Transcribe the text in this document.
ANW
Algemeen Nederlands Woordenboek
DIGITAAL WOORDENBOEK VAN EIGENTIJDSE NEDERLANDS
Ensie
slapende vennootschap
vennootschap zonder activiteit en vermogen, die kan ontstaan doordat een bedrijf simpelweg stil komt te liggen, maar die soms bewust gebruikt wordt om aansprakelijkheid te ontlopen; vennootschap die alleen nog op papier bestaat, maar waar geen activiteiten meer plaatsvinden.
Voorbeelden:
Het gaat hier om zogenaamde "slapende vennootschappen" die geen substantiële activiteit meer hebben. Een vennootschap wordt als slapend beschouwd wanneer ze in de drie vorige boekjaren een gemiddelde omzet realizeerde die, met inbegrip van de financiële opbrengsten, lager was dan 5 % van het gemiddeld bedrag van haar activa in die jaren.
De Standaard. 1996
◇ ◇ ◇
== What this task involves ==
Transcribe all of the entries without altering anything.

== Reply ==
Transcribe the text in this document.
ANW
Algemeen Nederlands Woordenboek
DIGITAAL WOORDENBOEK VAN EIGENTIJDSE NEDERLANDS
Ensie
slapende vennootschap
vennootschap zonder activiteit en vermogen, die kan ontstaan doordat een bedrijf simpelweg stil komt te liggen, maar die soms bewust gebruikt wordt om aansprakelijkheid te ontlopen; vennootschap die alleen nog op papier bestaat, maar waar geen activiteiten meer plaatsvinden.
Voorbeelden:
Het gaat hier om zogenaamde "slapende vennootschappen" die geen substantiële activiteit meer hebben. Een vennootschap wordt als slapend beschouwd wanneer ze in de drie vorige boekjaren een gemiddelde omzet realizeerde die, met inbegrip van de financiële opbrengsten, lager was dan 5 % van het gemiddeld bedrag van haar activa in die jaren.
De Standaard. 1996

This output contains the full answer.